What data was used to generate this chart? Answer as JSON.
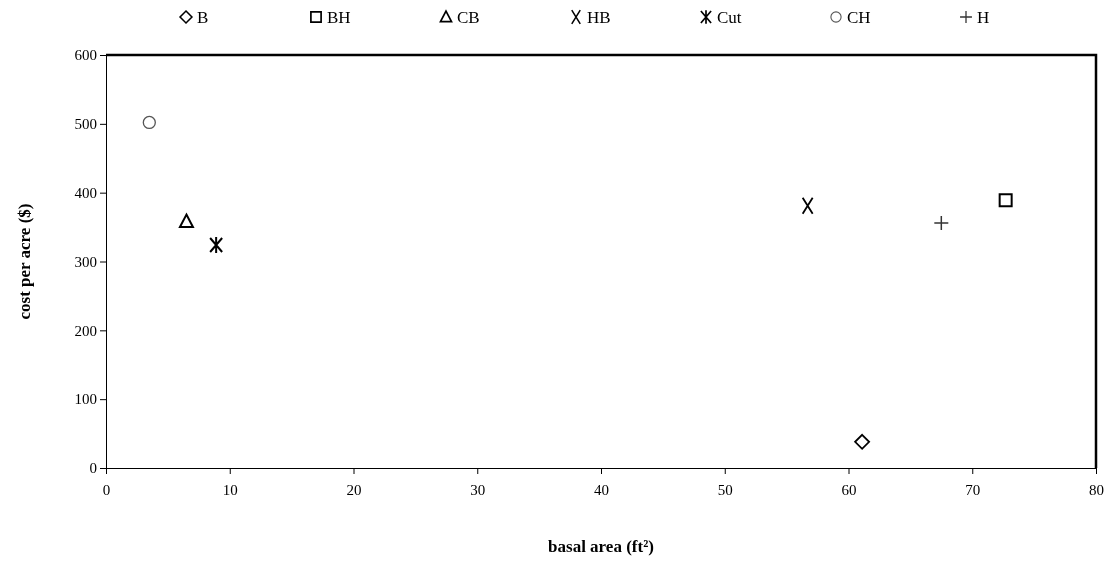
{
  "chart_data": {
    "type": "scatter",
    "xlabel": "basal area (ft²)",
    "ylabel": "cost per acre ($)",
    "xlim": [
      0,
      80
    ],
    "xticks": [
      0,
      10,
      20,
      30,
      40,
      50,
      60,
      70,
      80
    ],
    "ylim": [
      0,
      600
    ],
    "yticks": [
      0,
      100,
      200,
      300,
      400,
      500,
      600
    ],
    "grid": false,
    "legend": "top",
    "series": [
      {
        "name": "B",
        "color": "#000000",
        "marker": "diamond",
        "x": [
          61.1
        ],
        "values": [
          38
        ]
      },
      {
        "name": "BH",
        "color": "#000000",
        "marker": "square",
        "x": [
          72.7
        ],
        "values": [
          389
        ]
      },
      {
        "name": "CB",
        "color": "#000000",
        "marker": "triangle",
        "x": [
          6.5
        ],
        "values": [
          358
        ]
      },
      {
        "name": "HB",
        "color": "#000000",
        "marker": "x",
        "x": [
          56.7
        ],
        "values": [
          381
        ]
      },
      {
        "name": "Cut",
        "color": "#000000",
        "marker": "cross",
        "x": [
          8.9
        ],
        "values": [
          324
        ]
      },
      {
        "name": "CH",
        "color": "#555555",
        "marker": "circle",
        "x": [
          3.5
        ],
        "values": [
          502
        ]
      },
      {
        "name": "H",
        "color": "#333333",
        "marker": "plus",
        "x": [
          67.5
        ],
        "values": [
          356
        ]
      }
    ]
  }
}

==

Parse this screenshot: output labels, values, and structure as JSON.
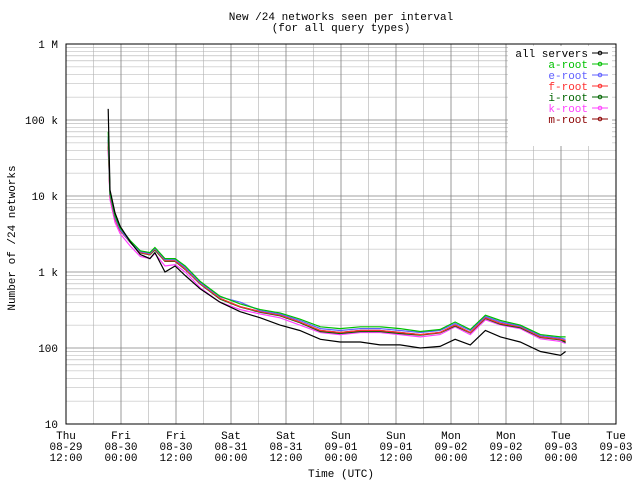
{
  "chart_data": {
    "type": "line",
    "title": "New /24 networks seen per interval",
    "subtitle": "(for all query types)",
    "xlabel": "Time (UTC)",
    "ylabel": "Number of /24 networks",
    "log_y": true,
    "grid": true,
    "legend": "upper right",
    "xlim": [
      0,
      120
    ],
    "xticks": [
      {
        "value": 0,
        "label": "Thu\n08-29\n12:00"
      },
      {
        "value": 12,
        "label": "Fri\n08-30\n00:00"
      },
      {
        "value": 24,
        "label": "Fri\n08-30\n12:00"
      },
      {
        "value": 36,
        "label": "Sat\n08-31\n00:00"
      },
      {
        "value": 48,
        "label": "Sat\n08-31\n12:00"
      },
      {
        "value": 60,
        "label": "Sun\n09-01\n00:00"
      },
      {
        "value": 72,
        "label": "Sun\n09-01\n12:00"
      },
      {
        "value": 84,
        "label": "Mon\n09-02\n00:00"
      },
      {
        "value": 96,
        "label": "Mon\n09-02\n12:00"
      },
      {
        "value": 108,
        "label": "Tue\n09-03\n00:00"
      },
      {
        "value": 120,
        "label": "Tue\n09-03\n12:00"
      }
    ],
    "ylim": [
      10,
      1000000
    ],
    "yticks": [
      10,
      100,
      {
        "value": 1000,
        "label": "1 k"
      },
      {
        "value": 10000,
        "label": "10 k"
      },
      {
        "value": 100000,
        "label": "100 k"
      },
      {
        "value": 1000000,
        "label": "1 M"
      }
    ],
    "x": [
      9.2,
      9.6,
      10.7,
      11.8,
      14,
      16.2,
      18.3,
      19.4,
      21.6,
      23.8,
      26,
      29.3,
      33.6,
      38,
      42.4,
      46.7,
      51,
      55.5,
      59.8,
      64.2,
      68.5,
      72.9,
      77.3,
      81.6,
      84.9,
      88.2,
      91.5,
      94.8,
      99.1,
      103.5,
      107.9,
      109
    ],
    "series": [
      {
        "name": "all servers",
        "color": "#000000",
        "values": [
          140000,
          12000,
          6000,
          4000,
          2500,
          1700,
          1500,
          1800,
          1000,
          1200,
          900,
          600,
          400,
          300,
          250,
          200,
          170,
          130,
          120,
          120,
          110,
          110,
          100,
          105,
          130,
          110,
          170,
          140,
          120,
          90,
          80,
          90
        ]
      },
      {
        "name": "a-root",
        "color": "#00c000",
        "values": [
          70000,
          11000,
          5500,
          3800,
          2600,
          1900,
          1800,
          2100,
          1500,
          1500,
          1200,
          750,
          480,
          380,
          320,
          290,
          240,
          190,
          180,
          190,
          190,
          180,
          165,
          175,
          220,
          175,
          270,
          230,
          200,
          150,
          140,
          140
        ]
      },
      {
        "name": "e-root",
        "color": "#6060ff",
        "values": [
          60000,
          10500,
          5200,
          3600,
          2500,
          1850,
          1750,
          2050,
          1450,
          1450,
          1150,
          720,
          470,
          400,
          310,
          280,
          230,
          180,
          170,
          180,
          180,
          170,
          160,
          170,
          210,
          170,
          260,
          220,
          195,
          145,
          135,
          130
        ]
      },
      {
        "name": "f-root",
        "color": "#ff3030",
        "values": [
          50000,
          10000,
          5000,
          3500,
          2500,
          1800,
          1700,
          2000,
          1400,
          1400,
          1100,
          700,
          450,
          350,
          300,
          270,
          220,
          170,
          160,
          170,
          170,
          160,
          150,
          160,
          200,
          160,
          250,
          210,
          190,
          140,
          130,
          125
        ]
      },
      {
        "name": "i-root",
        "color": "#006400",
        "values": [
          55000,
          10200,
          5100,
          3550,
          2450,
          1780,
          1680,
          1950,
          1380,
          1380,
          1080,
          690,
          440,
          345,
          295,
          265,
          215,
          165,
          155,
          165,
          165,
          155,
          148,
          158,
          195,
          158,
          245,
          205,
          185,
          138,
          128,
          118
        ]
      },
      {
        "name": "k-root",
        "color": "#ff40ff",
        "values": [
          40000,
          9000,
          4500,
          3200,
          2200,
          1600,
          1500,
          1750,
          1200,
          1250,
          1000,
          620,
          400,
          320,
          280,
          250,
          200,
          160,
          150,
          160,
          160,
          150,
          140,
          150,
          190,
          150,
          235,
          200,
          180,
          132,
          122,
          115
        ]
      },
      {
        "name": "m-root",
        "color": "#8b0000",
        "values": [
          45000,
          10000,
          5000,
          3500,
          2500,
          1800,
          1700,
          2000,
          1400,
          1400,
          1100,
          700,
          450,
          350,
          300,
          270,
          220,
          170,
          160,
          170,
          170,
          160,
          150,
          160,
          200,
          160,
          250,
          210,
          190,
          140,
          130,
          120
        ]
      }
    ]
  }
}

• What needs to be done: Scan the material for lines with the word "networks", and copy each line you find.

• Correct result:
    "title": "New /24 networks seen per interval",
    "ylabel": "Number of /24 networks",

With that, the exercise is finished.